Given request> Repeat each record below exactly as given.

::::::::

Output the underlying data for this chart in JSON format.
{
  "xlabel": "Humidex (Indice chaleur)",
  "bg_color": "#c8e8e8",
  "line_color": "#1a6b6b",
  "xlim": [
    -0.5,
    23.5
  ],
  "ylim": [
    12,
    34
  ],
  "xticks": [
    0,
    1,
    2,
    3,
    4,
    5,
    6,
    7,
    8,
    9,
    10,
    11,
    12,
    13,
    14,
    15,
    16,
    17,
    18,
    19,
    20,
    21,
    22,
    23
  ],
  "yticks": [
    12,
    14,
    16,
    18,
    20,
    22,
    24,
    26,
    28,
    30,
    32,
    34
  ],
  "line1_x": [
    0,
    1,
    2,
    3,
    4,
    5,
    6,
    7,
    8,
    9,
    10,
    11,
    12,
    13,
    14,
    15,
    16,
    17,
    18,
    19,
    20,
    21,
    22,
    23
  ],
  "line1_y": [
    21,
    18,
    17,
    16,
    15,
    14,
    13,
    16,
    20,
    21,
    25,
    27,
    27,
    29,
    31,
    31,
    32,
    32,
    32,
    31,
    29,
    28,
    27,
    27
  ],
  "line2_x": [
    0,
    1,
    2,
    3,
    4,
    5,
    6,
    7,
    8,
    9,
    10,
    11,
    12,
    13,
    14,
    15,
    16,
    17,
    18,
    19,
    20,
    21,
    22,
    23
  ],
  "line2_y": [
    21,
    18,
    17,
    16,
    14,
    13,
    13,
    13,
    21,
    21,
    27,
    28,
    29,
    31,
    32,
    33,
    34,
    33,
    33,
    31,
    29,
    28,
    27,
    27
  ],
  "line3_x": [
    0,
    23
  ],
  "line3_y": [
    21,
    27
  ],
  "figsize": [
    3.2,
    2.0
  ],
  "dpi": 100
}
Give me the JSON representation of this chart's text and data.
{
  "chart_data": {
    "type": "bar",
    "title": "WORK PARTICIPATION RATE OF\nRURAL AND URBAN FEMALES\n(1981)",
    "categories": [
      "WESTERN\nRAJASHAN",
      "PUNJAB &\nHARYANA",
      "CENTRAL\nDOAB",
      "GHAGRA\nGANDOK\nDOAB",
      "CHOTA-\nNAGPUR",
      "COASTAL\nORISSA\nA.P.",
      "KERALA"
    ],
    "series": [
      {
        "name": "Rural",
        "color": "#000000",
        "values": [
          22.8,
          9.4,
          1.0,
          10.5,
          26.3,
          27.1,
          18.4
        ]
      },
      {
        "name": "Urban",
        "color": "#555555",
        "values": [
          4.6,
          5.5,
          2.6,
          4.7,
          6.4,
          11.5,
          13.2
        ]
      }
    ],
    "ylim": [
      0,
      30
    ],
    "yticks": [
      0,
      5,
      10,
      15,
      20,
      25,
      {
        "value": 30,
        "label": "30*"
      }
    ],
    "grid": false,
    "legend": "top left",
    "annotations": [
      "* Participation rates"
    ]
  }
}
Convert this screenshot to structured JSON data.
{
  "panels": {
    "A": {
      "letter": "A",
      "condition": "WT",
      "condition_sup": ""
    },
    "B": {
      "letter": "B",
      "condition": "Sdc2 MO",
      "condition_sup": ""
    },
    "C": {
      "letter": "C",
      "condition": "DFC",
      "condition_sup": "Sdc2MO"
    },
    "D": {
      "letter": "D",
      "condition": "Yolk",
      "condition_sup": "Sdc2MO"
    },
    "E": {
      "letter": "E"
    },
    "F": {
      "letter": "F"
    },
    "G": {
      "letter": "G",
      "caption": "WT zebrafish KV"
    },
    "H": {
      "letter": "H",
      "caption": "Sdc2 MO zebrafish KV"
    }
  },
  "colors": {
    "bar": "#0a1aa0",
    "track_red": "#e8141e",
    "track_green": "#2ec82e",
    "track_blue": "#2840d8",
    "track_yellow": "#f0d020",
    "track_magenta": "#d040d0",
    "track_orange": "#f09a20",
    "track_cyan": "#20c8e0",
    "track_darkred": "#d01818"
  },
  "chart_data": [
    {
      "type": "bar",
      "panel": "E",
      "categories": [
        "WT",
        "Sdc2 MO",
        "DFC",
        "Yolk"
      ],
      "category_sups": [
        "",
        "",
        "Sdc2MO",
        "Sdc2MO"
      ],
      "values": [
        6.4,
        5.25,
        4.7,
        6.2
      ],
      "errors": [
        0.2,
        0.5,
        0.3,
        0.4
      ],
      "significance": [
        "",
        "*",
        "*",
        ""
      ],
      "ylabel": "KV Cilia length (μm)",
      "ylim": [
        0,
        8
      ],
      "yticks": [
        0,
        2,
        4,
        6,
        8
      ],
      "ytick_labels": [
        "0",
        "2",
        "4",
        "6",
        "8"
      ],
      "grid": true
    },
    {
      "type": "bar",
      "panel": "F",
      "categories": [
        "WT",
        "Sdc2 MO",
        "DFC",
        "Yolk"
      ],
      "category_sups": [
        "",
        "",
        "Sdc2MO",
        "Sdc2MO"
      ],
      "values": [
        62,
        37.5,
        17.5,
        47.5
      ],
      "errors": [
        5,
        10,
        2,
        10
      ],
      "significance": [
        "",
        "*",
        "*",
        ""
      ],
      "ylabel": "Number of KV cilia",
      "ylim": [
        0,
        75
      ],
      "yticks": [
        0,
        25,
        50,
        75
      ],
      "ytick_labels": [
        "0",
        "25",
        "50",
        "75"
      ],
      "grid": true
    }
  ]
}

::::::::

Result of the task>
Output the underlying data for this chart in JSON format.
{
  "xlabel": "Humidex (Indice chaleur)",
  "bg_color": "#c8e8e8",
  "line_color": "#1a6b6b",
  "xlim": [
    -0.5,
    23.5
  ],
  "ylim": [
    12,
    34
  ],
  "xticks": [
    0,
    1,
    2,
    3,
    4,
    5,
    6,
    7,
    8,
    9,
    10,
    11,
    12,
    13,
    14,
    15,
    16,
    17,
    18,
    19,
    20,
    21,
    22,
    23
  ],
  "yticks": [
    12,
    14,
    16,
    18,
    20,
    22,
    24,
    26,
    28,
    30,
    32,
    34
  ],
  "line1_x": [
    0,
    1,
    2,
    3,
    4,
    5,
    6,
    7,
    8,
    9,
    10,
    11,
    12,
    13,
    14,
    15,
    16,
    17,
    18,
    19,
    20,
    21,
    22,
    23
  ],
  "line1_y": [
    21,
    18,
    17,
    16,
    15,
    14,
    13,
    16,
    20,
    21,
    25,
    27,
    27,
    29,
    31,
    31,
    32,
    32,
    32,
    31,
    29,
    28,
    27,
    27
  ],
  "line2_x": [
    0,
    1,
    2,
    3,
    4,
    5,
    6,
    7,
    8,
    9,
    10,
    11,
    12,
    13,
    14,
    15,
    16,
    17,
    18,
    19,
    20,
    21,
    22,
    23
  ],
  "line2_y": [
    21,
    18,
    17,
    16,
    14,
    13,
    13,
    13,
    21,
    21,
    27,
    28,
    29,
    31,
    32,
    33,
    34,
    33,
    33,
    31,
    29,
    28,
    27,
    27
  ],
  "line3_x": [
    0,
    23
  ],
  "line3_y": [
    21,
    27
  ],
  "figsize": [
    3.2,
    2.0
  ],
  "dpi": 100
}
Give me the JSON representation of this chart's text and data.
{
  "chart_data": {
    "type": "bar",
    "title": "WORK PARTICIPATION RATE OF\nRURAL AND URBAN FEMALES\n(1981)",
    "categories": [
      "WESTERN\nRAJASHAN",
      "PUNJAB &\nHARYANA",
      "CENTRAL\nDOAB",
      "GHAGRA\nGANDOK\nDOAB",
      "CHOTA-\nNAGPUR",
      "COASTAL\nORISSA\nA.P.",
      "KERALA"
    ],
    "series": [
      {
        "name": "Rural",
        "color": "#000000",
        "values": [
          22.8,
          9.4,
          1.0,
          10.5,
          26.3,
          27.1,
          18.4
        ]
      },
      {
        "name": "Urban",
        "color": "#555555",
        "values": [
          4.6,
          5.5,
          2.6,
          4.7,
          6.4,
          11.5,
          13.2
        ]
      }
    ],
    "ylim": [
      0,
      30
    ],
    "yticks": [
      0,
      5,
      10,
      15,
      20,
      25,
      {
        "value": 30,
        "label": "30*"
      }
    ],
    "grid": false,
    "legend": "top left",
    "annotations": [
      "* Participation rates"
    ]
  }
}
Convert this screenshot to structured JSON data.
{
  "panels": {
    "A": {
      "letter": "A",
      "condition": "WT",
      "condition_sup": ""
    },
    "B": {
      "letter": "B",
      "condition": "Sdc2 MO",
      "condition_sup": ""
    },
    "C": {
      "letter": "C",
      "condition": "DFC",
      "condition_sup": "Sdc2MO"
    },
    "D": {
      "letter": "D",
      "condition": "Yolk",
      "condition_sup": "Sdc2MO"
    },
    "E": {
      "letter": "E"
    },
    "F": {
      "letter": "F"
    },
    "G": {
      "letter": "G",
      "caption": "WT zebrafish KV"
    },
    "H": {
      "letter": "H",
      "caption": "Sdc2 MO zebrafish KV"
    }
  },
  "colors": {
    "bar": "#0a1aa0",
    "track_red": "#e8141e",
    "track_green": "#2ec82e",
    "track_blue": "#2840d8",
    "track_yellow": "#f0d020",
    "track_magenta": "#d040d0",
    "track_orange": "#f09a20",
    "track_cyan": "#20c8e0",
    "track_darkred": "#d01818"
  },
  "chart_data": [
    {
      "type": "bar",
      "panel": "E",
      "categories": [
        "WT",
        "Sdc2 MO",
        "DFC",
        "Yolk"
      ],
      "category_sups": [
        "",
        "",
        "Sdc2MO",
        "Sdc2MO"
      ],
      "values": [
        6.4,
        5.25,
        4.7,
        6.2
      ],
      "errors": [
        0.2,
        0.5,
        0.3,
        0.4
      ],
      "significance": [
        "",
        "*",
        "*",
        ""
      ],
      "ylabel": "KV Cilia length (μm)",
      "ylim": [
        0,
        8
      ],
      "yticks": [
        0,
        2,
        4,
        6,
        8
      ],
      "ytick_labels": [
        "0",
        "2",
        "4",
        "6",
        "8"
      ],
      "grid": true
    },
    {
      "type": "bar",
      "panel": "F",
      "categories": [
        "WT",
        "Sdc2 MO",
        "DFC",
        "Yolk"
      ],
      "category_sups": [
        "",
        "",
        "Sdc2MO",
        "Sdc2MO"
      ],
      "values": [
        62,
        37.5,
        17.5,
        47.5
      ],
      "errors": [
        5,
        10,
        2,
        10
      ],
      "significance": [
        "",
        "*",
        "*",
        ""
      ],
      "ylabel": "Number of KV cilia",
      "ylim": [
        0,
        75
      ],
      "yticks": [
        0,
        25,
        50,
        75
      ],
      "ytick_labels": [
        "0",
        "25",
        "50",
        "75"
      ],
      "grid": true
    }
  ]
}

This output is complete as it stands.